Scan the data below for the string "this". Show every line where it turns up.

Stored records:

------

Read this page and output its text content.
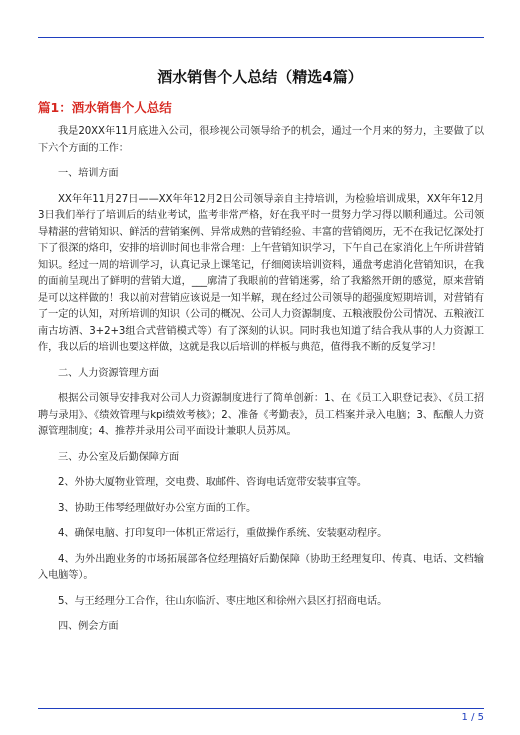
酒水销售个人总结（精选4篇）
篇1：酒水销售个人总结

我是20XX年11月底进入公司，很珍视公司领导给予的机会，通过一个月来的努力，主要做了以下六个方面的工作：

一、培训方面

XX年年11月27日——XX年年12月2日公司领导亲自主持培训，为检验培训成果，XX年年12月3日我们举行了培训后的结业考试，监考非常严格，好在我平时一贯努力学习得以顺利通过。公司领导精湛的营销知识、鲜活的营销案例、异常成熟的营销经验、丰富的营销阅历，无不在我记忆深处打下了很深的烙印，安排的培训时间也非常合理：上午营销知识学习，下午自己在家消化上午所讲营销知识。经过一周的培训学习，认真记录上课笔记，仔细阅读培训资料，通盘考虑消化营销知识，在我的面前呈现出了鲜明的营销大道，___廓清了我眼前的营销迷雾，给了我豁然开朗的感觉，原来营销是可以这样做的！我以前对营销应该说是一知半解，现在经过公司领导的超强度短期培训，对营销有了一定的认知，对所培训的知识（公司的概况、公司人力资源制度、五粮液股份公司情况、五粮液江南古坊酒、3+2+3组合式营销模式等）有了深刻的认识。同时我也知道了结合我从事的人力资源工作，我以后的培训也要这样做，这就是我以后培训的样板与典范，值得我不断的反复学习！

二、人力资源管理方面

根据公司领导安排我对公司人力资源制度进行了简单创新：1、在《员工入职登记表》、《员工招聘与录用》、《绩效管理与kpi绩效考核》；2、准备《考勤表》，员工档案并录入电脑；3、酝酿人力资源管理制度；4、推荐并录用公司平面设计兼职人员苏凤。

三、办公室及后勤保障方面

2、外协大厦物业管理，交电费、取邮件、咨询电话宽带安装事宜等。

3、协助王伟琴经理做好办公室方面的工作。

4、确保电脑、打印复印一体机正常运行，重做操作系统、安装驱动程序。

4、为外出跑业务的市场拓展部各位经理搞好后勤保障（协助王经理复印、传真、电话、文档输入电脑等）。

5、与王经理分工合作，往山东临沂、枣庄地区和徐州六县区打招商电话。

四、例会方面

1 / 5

------

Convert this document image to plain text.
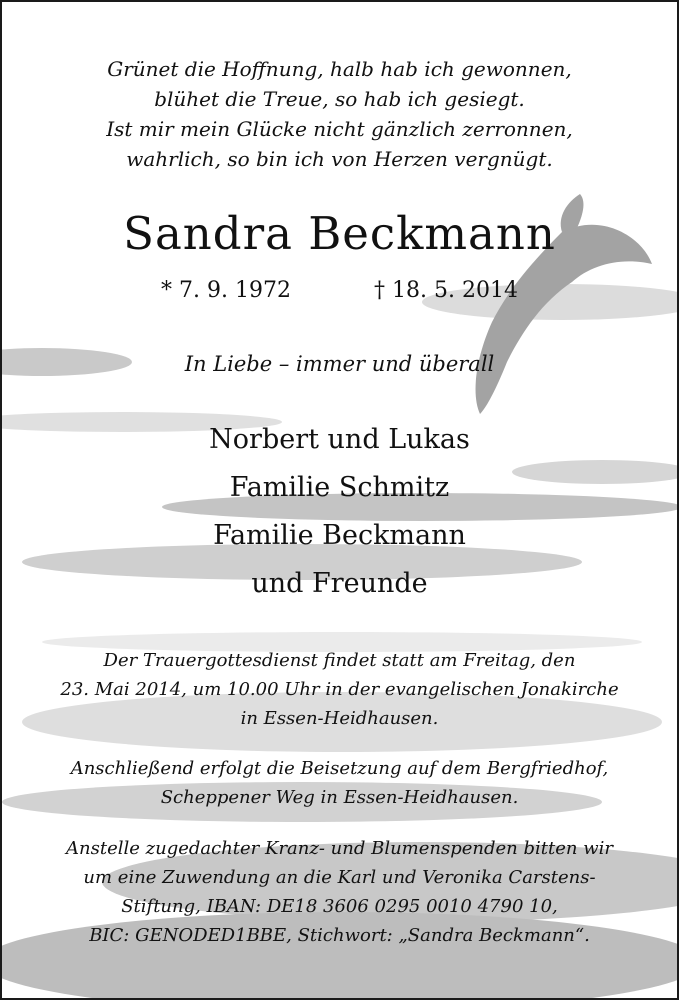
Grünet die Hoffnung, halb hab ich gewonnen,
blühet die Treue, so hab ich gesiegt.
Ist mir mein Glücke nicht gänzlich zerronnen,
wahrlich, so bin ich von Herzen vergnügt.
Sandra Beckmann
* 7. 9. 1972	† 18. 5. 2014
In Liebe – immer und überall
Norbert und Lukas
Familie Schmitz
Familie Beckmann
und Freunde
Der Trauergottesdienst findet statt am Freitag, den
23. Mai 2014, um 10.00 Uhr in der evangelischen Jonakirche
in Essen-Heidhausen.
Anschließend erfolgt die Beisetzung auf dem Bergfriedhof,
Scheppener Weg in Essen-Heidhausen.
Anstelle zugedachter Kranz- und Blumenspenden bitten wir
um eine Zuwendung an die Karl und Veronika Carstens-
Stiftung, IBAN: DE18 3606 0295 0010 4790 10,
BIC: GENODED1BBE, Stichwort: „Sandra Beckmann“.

------

Correct response:
Read this page and output its text content.
Convert this document image to plain text.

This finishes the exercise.